**What you need to do**
Copy out the material below with every "legend-swatch" changed to "legend-marker" and nothing else altered. Omit the pictures.

[Start of Working data]

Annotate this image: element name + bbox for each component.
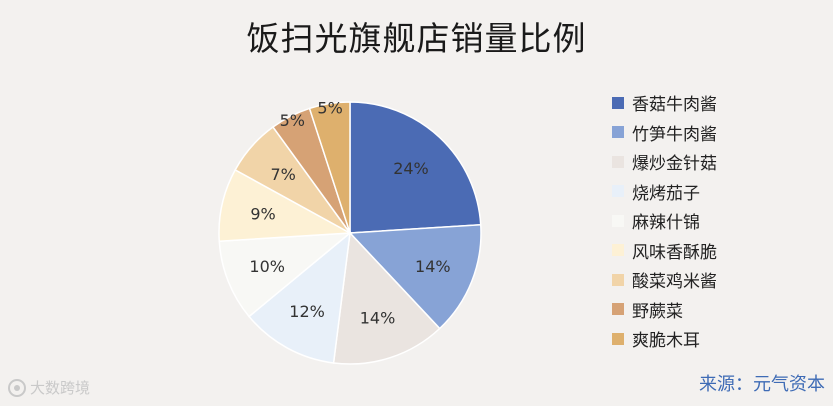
- legend-swatch: [612, 185, 624, 198]
- pie-slice-label-1: 24%: [393, 159, 429, 178]
- pie-slice-label-8: 5%: [280, 111, 305, 130]
- watermark: 大数跨境: [8, 377, 90, 398]
- legend-item: 麻辣什锦: [612, 206, 717, 236]
- legend-label: 爽脆木耳: [632, 331, 700, 352]
- legend-label: 风味香酥脆: [632, 242, 717, 263]
- pie-slice-label-3: 14%: [360, 309, 396, 328]
- watermark-text: 大数跨境: [30, 379, 91, 397]
- pie-slice-label-6: 9%: [250, 205, 275, 224]
- legend-label: 香菇牛肉酱: [632, 95, 717, 116]
- legend-swatch: [612, 155, 624, 168]
- legend-swatch: [612, 244, 624, 257]
- legend-label: 爆炒金针菇: [632, 154, 717, 175]
- legend-item: 香菇牛肉酱: [612, 88, 717, 118]
- legend-item: 风味香酥脆: [612, 236, 717, 266]
- legend-label: 竹笋牛肉酱: [632, 124, 717, 145]
- pie-slice-3: [332, 231, 441, 365]
- pie-slice-2: [348, 223, 482, 330]
- legend-label: 酸菜鸡米酱: [632, 272, 717, 293]
- legend-item: 爆炒金针菇: [612, 147, 717, 177]
- pie-slice-label-7: 7%: [270, 165, 295, 184]
- legend-swatch: [612, 126, 624, 139]
- watermark-logo-icon: [8, 378, 26, 397]
- legend-item: 野蕨菜: [612, 295, 717, 325]
- pie-slice-label-4: 12%: [289, 302, 325, 321]
- legend-swatch: [612, 332, 624, 345]
- legend-label: 野蕨菜: [632, 301, 683, 322]
- legend-item: 爽脆木耳: [612, 324, 717, 354]
- source-note: 来源：元气资本: [699, 374, 825, 395]
- legend-swatch: [612, 273, 624, 286]
- pie-slice-1: [349, 101, 482, 234]
- legend-item: 烧烤茄子: [612, 177, 717, 207]
- legend-swatch: [612, 303, 624, 316]
- legend-item: 酸菜鸡米酱: [612, 265, 717, 295]
- chart-legend: 香菇牛肉酱竹笋牛肉酱爆炒金针菇烧烤茄子麻辣什锦风味香酥脆酸菜鸡米酱野蕨菜爽脆木耳: [612, 88, 717, 354]
- legend-swatch: [612, 96, 624, 109]
- pie-slice-label-9: 5%: [317, 98, 342, 117]
- legend-item: 竹笋牛肉酱: [612, 118, 717, 148]
- pie-slice-4: [248, 231, 351, 364]
- legend-swatch: [612, 214, 624, 227]
- pie-slice-label-5: 10%: [249, 257, 285, 276]
- chart-title: 饭扫光旗舰店销量比例: [246, 19, 587, 58]
- pie-slice-5: [218, 232, 353, 318]
- pie-slice-9: [308, 101, 351, 234]
- pie-slice-label-2: 14%: [415, 257, 451, 276]
- legend-label: 麻辣什锦: [632, 213, 700, 234]
- legend-label: 烧烤茄子: [632, 183, 700, 204]
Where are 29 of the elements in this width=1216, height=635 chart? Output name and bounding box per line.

[End of Working data]

**Output**
Annotate this image: element name + bbox for each component.
- legend-marker: [612, 185, 624, 198]
- pie-slice-label-1: 24%: [393, 159, 429, 178]
- pie-slice-label-8: 5%: [280, 111, 305, 130]
- watermark: 大数跨境: [8, 377, 90, 398]
- legend-item: 麻辣什锦: [612, 206, 717, 236]
- legend-label: 爽脆木耳: [632, 331, 700, 352]
- legend-label: 风味香酥脆: [632, 242, 717, 263]
- pie-slice-label-3: 14%: [360, 309, 396, 328]
- watermark-text: 大数跨境: [30, 379, 91, 397]
- pie-slice-label-6: 9%: [250, 205, 275, 224]
- legend-label: 香菇牛肉酱: [632, 95, 717, 116]
- legend-marker: [612, 155, 624, 168]
- legend-marker: [612, 244, 624, 257]
- legend-label: 爆炒金针菇: [632, 154, 717, 175]
- legend-item: 香菇牛肉酱: [612, 88, 717, 118]
- legend-item: 风味香酥脆: [612, 236, 717, 266]
- legend-label: 竹笋牛肉酱: [632, 124, 717, 145]
- pie-slice-3: [332, 231, 441, 365]
- pie-slice-2: [348, 223, 482, 330]
- legend-label: 酸菜鸡米酱: [632, 272, 717, 293]
- legend-item: 爆炒金针菇: [612, 147, 717, 177]
- pie-slice-label-7: 7%: [270, 165, 295, 184]
- legend-marker: [612, 126, 624, 139]
- watermark-logo-icon: [8, 378, 26, 397]
- legend-item: 野蕨菜: [612, 295, 717, 325]
- pie-slice-label-4: 12%: [289, 302, 325, 321]
- legend-marker: [612, 332, 624, 345]
- legend-label: 野蕨菜: [632, 301, 683, 322]
- legend-item: 爽脆木耳: [612, 324, 717, 354]
- source-note: 来源：元气资本: [699, 374, 825, 395]
- legend-marker: [612, 273, 624, 286]
- pie-slice-1: [349, 101, 482, 234]
- legend-item: 烧烤茄子: [612, 177, 717, 207]
- legend-marker: [612, 303, 624, 316]
- legend-item: 酸菜鸡米酱: [612, 265, 717, 295]
- chart-legend: 香菇牛肉酱竹笋牛肉酱爆炒金针菇烧烤茄子麻辣什锦风味香酥脆酸菜鸡米酱野蕨菜爽脆木耳: [612, 88, 717, 354]
- legend-marker: [612, 96, 624, 109]
- pie-slice-label-9: 5%: [317, 98, 342, 117]
- legend-item: 竹笋牛肉酱: [612, 118, 717, 148]
- pie-slice-4: [248, 231, 351, 364]
- legend-marker: [612, 214, 624, 227]
- pie-slice-label-5: 10%: [249, 257, 285, 276]
- chart-title: 饭扫光旗舰店销量比例: [246, 19, 587, 58]
- pie-slice-5: [218, 232, 353, 318]
- pie-slice-9: [308, 101, 351, 234]
- pie-slice-label-2: 14%: [415, 257, 451, 276]
- legend-label: 麻辣什锦: [632, 213, 700, 234]
- legend-label: 烧烤茄子: [632, 183, 700, 204]
Where are 29 of the elements in this width=1216, height=635 chart? Output name and bounding box per line.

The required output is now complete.